** Te maken opdracht **
Wijzig alstublieft "Notifications" in "Meldingen" in de gegevens vanaf het begin tot en met de regel met "staticText: 20 <box>70 1901 108 1946</box>", en geef die regels opnieuw met de rest ongewijzigd.

** Invoergegevens **

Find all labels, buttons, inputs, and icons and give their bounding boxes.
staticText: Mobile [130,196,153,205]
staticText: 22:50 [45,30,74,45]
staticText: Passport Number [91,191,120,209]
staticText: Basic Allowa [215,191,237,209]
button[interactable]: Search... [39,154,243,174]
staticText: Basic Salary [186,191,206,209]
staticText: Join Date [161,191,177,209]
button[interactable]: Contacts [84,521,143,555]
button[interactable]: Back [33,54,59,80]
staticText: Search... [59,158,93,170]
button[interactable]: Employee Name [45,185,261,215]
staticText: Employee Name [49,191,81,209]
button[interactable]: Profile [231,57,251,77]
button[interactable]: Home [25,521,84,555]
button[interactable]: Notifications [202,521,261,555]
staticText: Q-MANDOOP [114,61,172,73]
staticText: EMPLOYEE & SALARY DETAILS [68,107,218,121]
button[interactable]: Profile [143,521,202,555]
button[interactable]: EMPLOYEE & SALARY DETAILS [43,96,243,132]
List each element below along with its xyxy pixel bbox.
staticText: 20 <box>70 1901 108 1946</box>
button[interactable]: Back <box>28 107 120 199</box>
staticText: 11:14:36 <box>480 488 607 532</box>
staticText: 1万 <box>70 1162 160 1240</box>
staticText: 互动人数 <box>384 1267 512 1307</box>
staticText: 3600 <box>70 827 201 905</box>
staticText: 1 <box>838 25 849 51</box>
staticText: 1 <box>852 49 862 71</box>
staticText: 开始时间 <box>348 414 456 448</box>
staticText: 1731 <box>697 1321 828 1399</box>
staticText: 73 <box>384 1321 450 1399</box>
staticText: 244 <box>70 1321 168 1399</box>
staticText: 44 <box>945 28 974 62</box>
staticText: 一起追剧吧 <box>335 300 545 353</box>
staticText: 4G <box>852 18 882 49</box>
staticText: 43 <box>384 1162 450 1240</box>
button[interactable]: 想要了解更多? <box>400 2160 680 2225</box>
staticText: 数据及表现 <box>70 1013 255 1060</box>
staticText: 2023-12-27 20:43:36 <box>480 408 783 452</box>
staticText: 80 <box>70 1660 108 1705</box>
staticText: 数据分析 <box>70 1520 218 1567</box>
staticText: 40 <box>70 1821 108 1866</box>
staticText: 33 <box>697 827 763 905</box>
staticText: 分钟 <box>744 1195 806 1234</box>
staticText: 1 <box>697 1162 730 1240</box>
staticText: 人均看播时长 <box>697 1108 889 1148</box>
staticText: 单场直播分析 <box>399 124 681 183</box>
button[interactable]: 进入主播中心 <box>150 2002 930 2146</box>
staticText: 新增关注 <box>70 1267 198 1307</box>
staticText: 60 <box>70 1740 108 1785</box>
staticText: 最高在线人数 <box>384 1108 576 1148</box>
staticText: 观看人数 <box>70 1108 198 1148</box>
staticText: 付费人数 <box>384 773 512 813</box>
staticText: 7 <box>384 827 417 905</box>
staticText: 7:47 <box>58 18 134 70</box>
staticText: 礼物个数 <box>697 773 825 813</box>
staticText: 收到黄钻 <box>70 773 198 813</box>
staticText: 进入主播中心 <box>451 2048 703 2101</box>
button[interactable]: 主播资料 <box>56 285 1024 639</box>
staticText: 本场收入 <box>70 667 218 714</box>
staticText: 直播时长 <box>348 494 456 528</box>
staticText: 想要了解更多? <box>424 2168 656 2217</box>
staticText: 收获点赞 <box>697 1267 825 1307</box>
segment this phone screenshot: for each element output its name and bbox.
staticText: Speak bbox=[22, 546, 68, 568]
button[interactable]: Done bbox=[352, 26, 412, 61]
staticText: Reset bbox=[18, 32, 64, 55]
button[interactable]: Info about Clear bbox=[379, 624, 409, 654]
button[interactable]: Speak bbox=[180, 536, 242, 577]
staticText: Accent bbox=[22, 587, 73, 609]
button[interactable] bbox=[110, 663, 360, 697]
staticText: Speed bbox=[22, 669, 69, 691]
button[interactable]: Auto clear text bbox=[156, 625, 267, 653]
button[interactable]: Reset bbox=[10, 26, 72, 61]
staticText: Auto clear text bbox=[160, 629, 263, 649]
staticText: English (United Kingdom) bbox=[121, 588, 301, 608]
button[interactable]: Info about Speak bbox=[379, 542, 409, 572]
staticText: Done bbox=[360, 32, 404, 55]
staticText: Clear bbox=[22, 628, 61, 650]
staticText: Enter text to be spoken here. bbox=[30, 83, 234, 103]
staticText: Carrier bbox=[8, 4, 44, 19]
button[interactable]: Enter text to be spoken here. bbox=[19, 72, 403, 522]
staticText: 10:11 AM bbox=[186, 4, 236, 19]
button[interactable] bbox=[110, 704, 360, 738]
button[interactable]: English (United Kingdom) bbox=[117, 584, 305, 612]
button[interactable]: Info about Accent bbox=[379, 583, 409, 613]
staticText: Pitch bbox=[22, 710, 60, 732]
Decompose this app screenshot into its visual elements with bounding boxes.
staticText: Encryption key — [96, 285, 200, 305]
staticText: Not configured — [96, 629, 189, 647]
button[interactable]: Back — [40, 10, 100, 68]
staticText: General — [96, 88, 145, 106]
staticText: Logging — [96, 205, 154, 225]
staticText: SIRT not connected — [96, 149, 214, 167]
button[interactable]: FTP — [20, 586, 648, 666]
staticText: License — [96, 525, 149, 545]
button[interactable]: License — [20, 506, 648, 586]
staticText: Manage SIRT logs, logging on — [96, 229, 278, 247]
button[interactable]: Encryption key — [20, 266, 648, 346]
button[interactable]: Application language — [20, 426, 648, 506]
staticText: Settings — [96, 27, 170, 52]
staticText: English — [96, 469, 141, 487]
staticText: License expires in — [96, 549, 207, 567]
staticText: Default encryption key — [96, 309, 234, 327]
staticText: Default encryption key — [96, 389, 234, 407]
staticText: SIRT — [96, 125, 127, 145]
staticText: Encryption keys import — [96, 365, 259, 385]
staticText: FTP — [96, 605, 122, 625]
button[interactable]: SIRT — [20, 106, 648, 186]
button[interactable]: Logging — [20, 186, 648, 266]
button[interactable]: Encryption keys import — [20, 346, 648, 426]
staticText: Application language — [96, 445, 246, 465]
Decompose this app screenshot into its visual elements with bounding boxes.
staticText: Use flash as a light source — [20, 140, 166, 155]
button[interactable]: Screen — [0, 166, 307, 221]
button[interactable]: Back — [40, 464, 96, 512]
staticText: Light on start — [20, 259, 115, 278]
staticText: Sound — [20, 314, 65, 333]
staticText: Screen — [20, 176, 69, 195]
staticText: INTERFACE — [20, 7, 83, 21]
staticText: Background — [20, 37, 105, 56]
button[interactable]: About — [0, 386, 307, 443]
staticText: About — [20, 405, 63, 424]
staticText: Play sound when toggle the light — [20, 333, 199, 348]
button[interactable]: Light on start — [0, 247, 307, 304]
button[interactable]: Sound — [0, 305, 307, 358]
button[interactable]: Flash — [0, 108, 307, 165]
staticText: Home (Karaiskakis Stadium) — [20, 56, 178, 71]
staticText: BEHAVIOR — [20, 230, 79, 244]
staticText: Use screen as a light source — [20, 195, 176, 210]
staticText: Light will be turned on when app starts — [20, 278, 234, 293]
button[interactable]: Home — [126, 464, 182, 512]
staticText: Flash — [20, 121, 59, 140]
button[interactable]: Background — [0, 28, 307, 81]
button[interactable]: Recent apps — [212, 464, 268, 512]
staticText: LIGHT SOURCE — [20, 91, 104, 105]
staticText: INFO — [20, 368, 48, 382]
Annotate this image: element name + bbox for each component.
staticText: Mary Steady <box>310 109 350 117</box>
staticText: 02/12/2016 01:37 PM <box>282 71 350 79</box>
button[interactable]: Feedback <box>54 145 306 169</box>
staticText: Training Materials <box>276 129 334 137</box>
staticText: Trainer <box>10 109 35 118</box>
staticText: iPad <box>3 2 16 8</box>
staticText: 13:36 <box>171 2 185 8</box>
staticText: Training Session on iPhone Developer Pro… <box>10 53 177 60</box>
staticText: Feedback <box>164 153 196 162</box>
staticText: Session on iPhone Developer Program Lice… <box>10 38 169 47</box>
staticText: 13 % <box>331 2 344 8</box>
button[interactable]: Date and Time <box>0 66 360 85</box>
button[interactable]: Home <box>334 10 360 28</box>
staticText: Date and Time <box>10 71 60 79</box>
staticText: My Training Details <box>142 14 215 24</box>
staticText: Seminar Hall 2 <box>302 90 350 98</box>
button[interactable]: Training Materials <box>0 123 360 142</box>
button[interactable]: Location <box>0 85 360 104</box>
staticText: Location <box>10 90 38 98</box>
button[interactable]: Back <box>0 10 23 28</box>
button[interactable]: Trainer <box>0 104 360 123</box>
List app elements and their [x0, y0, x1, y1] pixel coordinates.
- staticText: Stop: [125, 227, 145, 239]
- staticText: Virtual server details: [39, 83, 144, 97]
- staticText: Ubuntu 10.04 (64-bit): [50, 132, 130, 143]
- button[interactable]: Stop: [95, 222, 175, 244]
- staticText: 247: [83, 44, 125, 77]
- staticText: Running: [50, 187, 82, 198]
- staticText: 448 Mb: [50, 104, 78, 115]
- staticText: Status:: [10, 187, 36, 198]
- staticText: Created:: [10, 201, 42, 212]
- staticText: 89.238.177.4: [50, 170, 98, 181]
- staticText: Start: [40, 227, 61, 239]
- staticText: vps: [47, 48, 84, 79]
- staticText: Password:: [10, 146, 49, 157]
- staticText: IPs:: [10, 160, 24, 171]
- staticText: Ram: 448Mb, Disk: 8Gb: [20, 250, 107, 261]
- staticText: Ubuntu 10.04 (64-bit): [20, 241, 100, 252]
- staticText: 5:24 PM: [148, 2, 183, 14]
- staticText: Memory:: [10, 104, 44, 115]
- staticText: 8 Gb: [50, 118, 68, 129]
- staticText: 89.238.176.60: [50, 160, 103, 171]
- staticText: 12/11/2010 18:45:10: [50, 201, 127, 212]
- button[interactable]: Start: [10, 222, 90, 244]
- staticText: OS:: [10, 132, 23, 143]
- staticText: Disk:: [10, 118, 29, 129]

** Verwachte uitvoer **
Find all labels, buttons, inputs, and icons and give their bounding boxes.
staticText: Mobile [130,196,153,205]
staticText: 22:50 [45,30,74,45]
staticText: Passport Number [91,191,120,209]
staticText: Basic Allowa [215,191,237,209]
button[interactable]: Search... [39,154,243,174]
staticText: Basic Salary [186,191,206,209]
staticText: Join Date [161,191,177,209]
button[interactable]: Contacts [84,521,143,555]
button[interactable]: Back [33,54,59,80]
staticText: Search... [59,158,93,170]
button[interactable]: Employee Name [45,185,261,215]
staticText: Employee Name [49,191,81,209]
button[interactable]: Profile [231,57,251,77]
button[interactable]: Home [25,521,84,555]
button[interactable]: Meldingen [202,521,261,555]
staticText: Q-MANDOOP [114,61,172,73]
staticText: EMPLOYEE & SALARY DETAILS [68,107,218,121]
button[interactable]: Profile [143,521,202,555]
button[interactable]: EMPLOYEE & SALARY DETAILS [43,96,243,132]
List each element below along with its xyxy pixel bbox.
staticText: 20 <box>70 1901 108 1946</box>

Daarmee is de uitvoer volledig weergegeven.